Records shown:
***

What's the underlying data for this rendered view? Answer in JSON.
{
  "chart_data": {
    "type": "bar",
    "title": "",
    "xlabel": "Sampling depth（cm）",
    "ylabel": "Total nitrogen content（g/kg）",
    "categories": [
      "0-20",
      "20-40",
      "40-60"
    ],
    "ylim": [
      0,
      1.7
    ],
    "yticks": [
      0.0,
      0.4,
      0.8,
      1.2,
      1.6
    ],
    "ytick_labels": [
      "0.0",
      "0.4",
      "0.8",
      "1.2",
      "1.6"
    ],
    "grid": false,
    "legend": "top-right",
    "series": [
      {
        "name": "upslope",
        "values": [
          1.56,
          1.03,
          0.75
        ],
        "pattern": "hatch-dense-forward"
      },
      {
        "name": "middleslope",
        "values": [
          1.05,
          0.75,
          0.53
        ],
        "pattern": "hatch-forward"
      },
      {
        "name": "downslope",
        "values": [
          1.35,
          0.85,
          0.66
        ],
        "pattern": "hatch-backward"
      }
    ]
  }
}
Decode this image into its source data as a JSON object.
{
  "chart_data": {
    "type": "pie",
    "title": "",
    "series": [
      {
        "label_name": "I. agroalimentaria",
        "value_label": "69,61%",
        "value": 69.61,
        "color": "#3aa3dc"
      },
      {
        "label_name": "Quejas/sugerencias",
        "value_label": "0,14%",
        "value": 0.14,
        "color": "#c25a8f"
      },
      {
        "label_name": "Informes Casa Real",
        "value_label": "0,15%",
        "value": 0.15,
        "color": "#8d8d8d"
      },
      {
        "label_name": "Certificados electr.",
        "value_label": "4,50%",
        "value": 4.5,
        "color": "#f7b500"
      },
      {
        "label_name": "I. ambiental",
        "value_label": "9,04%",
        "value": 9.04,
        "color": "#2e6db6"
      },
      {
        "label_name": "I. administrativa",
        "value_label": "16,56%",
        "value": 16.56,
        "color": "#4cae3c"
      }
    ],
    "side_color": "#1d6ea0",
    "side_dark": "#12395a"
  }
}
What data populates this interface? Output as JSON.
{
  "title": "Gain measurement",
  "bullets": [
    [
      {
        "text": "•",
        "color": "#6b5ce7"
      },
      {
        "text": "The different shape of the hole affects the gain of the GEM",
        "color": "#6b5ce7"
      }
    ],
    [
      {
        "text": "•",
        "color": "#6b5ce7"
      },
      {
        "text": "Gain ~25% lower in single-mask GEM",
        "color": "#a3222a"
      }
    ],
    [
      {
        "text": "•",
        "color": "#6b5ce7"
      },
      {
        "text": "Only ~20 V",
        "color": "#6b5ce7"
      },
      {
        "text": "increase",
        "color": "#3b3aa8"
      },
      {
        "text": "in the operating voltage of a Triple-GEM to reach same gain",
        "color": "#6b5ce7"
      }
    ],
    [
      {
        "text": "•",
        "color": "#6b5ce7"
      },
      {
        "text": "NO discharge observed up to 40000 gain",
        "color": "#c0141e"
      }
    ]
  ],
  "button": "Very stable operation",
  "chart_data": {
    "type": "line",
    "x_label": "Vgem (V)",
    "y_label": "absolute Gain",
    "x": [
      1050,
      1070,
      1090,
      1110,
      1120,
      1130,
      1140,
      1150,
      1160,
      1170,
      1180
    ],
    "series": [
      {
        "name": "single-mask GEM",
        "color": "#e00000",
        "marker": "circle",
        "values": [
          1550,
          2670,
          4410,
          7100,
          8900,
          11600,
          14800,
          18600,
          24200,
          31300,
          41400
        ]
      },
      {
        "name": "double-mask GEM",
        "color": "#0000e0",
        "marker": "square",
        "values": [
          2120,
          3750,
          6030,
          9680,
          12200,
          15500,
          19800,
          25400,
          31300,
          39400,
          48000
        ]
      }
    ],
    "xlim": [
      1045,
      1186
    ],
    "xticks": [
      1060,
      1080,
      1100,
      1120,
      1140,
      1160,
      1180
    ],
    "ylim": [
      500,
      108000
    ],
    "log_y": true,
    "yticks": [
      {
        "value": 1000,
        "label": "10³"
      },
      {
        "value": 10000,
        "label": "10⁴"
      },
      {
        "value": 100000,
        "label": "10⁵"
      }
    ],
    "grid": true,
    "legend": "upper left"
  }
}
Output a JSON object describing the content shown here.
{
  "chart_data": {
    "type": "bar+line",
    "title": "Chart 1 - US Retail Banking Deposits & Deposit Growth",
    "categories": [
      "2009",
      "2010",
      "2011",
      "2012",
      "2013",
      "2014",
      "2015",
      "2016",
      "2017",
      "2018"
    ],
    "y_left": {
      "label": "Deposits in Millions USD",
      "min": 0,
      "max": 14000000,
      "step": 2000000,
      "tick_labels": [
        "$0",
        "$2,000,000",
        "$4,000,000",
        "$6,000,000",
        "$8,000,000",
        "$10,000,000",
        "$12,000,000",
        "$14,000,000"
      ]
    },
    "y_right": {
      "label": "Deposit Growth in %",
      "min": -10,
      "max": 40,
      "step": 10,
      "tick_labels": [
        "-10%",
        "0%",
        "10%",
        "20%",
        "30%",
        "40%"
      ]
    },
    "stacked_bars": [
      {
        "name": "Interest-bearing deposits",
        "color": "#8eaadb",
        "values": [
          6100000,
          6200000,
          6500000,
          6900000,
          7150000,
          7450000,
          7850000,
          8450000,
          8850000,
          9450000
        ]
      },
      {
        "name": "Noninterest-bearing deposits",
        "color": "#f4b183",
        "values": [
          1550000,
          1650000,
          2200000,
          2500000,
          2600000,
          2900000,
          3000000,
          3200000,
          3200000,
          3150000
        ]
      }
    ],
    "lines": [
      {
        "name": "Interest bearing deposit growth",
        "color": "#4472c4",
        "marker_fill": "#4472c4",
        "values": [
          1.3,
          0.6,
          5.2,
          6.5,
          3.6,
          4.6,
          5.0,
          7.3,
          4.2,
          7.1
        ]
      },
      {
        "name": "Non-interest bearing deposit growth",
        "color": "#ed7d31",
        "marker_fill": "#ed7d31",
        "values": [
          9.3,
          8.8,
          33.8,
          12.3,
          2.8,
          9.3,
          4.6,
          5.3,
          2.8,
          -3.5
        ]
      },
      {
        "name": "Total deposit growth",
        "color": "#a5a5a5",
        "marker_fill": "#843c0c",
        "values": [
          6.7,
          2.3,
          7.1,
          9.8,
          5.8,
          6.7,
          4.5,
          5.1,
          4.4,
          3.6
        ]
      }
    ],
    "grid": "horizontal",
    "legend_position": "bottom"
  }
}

***

Job:
Without omitting anything, output the entries exactly.

Solution:
What's the underlying data for this rendered view? Answer in JSON.
{
  "chart_data": {
    "type": "bar",
    "title": "",
    "xlabel": "Sampling depth（cm）",
    "ylabel": "Total nitrogen content（g/kg）",
    "categories": [
      "0-20",
      "20-40",
      "40-60"
    ],
    "ylim": [
      0,
      1.7
    ],
    "yticks": [
      0.0,
      0.4,
      0.8,
      1.2,
      1.6
    ],
    "ytick_labels": [
      "0.0",
      "0.4",
      "0.8",
      "1.2",
      "1.6"
    ],
    "grid": false,
    "legend": "top-right",
    "series": [
      {
        "name": "upslope",
        "values": [
          1.56,
          1.03,
          0.75
        ],
        "pattern": "hatch-dense-forward"
      },
      {
        "name": "middleslope",
        "values": [
          1.05,
          0.75,
          0.53
        ],
        "pattern": "hatch-forward"
      },
      {
        "name": "downslope",
        "values": [
          1.35,
          0.85,
          0.66
        ],
        "pattern": "hatch-backward"
      }
    ]
  }
}
Decode this image into its source data as a JSON object.
{
  "chart_data": {
    "type": "pie",
    "title": "",
    "series": [
      {
        "label_name": "I. agroalimentaria",
        "value_label": "69,61%",
        "value": 69.61,
        "color": "#3aa3dc"
      },
      {
        "label_name": "Quejas/sugerencias",
        "value_label": "0,14%",
        "value": 0.14,
        "color": "#c25a8f"
      },
      {
        "label_name": "Informes Casa Real",
        "value_label": "0,15%",
        "value": 0.15,
        "color": "#8d8d8d"
      },
      {
        "label_name": "Certificados electr.",
        "value_label": "4,50%",
        "value": 4.5,
        "color": "#f7b500"
      },
      {
        "label_name": "I. ambiental",
        "value_label": "9,04%",
        "value": 9.04,
        "color": "#2e6db6"
      },
      {
        "label_name": "I. administrativa",
        "value_label": "16,56%",
        "value": 16.56,
        "color": "#4cae3c"
      }
    ],
    "side_color": "#1d6ea0",
    "side_dark": "#12395a"
  }
}
What data populates this interface? Output as JSON.
{
  "title": "Gain measurement",
  "bullets": [
    [
      {
        "text": "•",
        "color": "#6b5ce7"
      },
      {
        "text": "The different shape of the hole affects the gain of the GEM",
        "color": "#6b5ce7"
      }
    ],
    [
      {
        "text": "•",
        "color": "#6b5ce7"
      },
      {
        "text": "Gain ~25% lower in single-mask GEM",
        "color": "#a3222a"
      }
    ],
    [
      {
        "text": "•",
        "color": "#6b5ce7"
      },
      {
        "text": "Only ~20 V",
        "color": "#6b5ce7"
      },
      {
        "text": "increase",
        "color": "#3b3aa8"
      },
      {
        "text": "in the operating voltage of a Triple-GEM to reach same gain",
        "color": "#6b5ce7"
      }
    ],
    [
      {
        "text": "•",
        "color": "#6b5ce7"
      },
      {
        "text": "NO discharge observed up to 40000 gain",
        "color": "#c0141e"
      }
    ]
  ],
  "button": "Very stable operation",
  "chart_data": {
    "type": "line",
    "x_label": "Vgem (V)",
    "y_label": "absolute Gain",
    "x": [
      1050,
      1070,
      1090,
      1110,
      1120,
      1130,
      1140,
      1150,
      1160,
      1170,
      1180
    ],
    "series": [
      {
        "name": "single-mask GEM",
        "color": "#e00000",
        "marker": "circle",
        "values": [
          1550,
          2670,
          4410,
          7100,
          8900,
          11600,
          14800,
          18600,
          24200,
          31300,
          41400
        ]
      },
      {
        "name": "double-mask GEM",
        "color": "#0000e0",
        "marker": "square",
        "values": [
          2120,
          3750,
          6030,
          9680,
          12200,
          15500,
          19800,
          25400,
          31300,
          39400,
          48000
        ]
      }
    ],
    "xlim": [
      1045,
      1186
    ],
    "xticks": [
      1060,
      1080,
      1100,
      1120,
      1140,
      1160,
      1180
    ],
    "ylim": [
      500,
      108000
    ],
    "log_y": true,
    "yticks": [
      {
        "value": 1000,
        "label": "10³"
      },
      {
        "value": 10000,
        "label": "10⁴"
      },
      {
        "value": 100000,
        "label": "10⁵"
      }
    ],
    "grid": true,
    "legend": "upper left"
  }
}
Output a JSON object describing the content shown here.
{
  "chart_data": {
    "type": "bar+line",
    "title": "Chart 1 - US Retail Banking Deposits & Deposit Growth",
    "categories": [
      "2009",
      "2010",
      "2011",
      "2012",
      "2013",
      "2014",
      "2015",
      "2016",
      "2017",
      "2018"
    ],
    "y_left": {
      "label": "Deposits in Millions USD",
      "min": 0,
      "max": 14000000,
      "step": 2000000,
      "tick_labels": [
        "$0",
        "$2,000,000",
        "$4,000,000",
        "$6,000,000",
        "$8,000,000",
        "$10,000,000",
        "$12,000,000",
        "$14,000,000"
      ]
    },
    "y_right": {
      "label": "Deposit Growth in %",
      "min": -10,
      "max": 40,
      "step": 10,
      "tick_labels": [
        "-10%",
        "0%",
        "10%",
        "20%",
        "30%",
        "40%"
      ]
    },
    "stacked_bars": [
      {
        "name": "Interest-bearing deposits",
        "color": "#8eaadb",
        "values": [
          6100000,
          6200000,
          6500000,
          6900000,
          7150000,
          7450000,
          7850000,
          8450000,
          8850000,
          9450000
        ]
      },
      {
        "name": "Noninterest-bearing deposits",
        "color": "#f4b183",
        "values": [
          1550000,
          1650000,
          2200000,
          2500000,
          2600000,
          2900000,
          3000000,
          3200000,
          3200000,
          3150000
        ]
      }
    ],
    "lines": [
      {
        "name": "Interest bearing deposit growth",
        "color": "#4472c4",
        "marker_fill": "#4472c4",
        "values": [
          1.3,
          0.6,
          5.2,
          6.5,
          3.6,
          4.6,
          5.0,
          7.3,
          4.2,
          7.1
        ]
      },
      {
        "name": "Non-interest bearing deposit growth",
        "color": "#ed7d31",
        "marker_fill": "#ed7d31",
        "values": [
          9.3,
          8.8,
          33.8,
          12.3,
          2.8,
          9.3,
          4.6,
          5.3,
          2.8,
          -3.5
        ]
      },
      {
        "name": "Total deposit growth",
        "color": "#a5a5a5",
        "marker_fill": "#843c0c",
        "values": [
          6.7,
          2.3,
          7.1,
          9.8,
          5.8,
          6.7,
          4.5,
          5.1,
          4.4,
          3.6
        ]
      }
    ],
    "grid": "horizontal",
    "legend_position": "bottom"
  }
}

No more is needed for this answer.